> **Your goal**:
Exact repetition is required: output every record in full.

> **Given information**:
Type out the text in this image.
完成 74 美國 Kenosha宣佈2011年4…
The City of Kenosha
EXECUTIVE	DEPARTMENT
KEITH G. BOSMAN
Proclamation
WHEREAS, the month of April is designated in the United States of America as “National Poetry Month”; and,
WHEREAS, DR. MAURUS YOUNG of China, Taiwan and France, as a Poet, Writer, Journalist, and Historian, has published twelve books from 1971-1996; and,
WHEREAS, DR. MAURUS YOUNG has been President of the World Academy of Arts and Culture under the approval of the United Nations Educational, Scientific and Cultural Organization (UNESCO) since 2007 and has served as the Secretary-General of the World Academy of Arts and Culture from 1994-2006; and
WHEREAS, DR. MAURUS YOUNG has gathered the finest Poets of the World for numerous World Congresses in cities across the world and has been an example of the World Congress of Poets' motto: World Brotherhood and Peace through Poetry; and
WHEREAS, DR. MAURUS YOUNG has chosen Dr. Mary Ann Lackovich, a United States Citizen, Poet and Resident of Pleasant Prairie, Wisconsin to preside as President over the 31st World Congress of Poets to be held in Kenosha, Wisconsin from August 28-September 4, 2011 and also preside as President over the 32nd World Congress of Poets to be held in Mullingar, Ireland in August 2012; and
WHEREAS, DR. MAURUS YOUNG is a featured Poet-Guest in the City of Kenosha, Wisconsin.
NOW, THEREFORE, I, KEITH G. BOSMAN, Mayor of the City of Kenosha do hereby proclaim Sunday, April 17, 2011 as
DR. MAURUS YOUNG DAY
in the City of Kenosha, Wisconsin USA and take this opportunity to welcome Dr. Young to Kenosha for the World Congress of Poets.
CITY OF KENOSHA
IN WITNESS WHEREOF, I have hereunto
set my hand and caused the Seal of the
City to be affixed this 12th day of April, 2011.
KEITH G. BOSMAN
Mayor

> **The reply**:
Type out the text in this image.
完成 74 美國 Kenosha宣佈2011年4…
The City of Kenosha
EXECUTIVE	DEPARTMENT
KEITH G. BOSMAN
Proclamation
WHEREAS, the month of April is designated in the United States of America as “National Poetry Month”; and,
WHEREAS, DR. MAURUS YOUNG of China, Taiwan and France, as a Poet, Writer, Journalist, and Historian, has published twelve books from 1971-1996; and,
WHEREAS, DR. MAURUS YOUNG has been President of the World Academy of Arts and Culture under the approval of the United Nations Educational, Scientific and Cultural Organization (UNESCO) since 2007 and has served as the Secretary-General of the World Academy of Arts and Culture from 1994-2006; and
WHEREAS, DR. MAURUS YOUNG has gathered the finest Poets of the World for numerous World Congresses in cities across the world and has been an example of the World Congress of Poets' motto: World Brotherhood and Peace through Poetry; and
WHEREAS, DR. MAURUS YOUNG has chosen Dr. Mary Ann Lackovich, a United States Citizen, Poet and Resident of Pleasant Prairie, Wisconsin to preside as President over the 31st World Congress of Poets to be held in Kenosha, Wisconsin from August 28-September 4, 2011 and also preside as President over the 32nd World Congress of Poets to be held in Mullingar, Ireland in August 2012; and
WHEREAS, DR. MAURUS YOUNG is a featured Poet-Guest in the City of Kenosha, Wisconsin.
NOW, THEREFORE, I, KEITH G. BOSMAN, Mayor of the City of Kenosha do hereby proclaim Sunday, April 17, 2011 as
DR. MAURUS YOUNG DAY
in the City of Kenosha, Wisconsin USA and take this opportunity to welcome Dr. Young to Kenosha for the World Congress of Poets.
CITY OF KENOSHA
IN WITNESS WHEREOF, I have hereunto
set my hand and caused the Seal of the
City to be affixed this 12th day of April, 2011.
KEITH G. BOSMAN
Mayor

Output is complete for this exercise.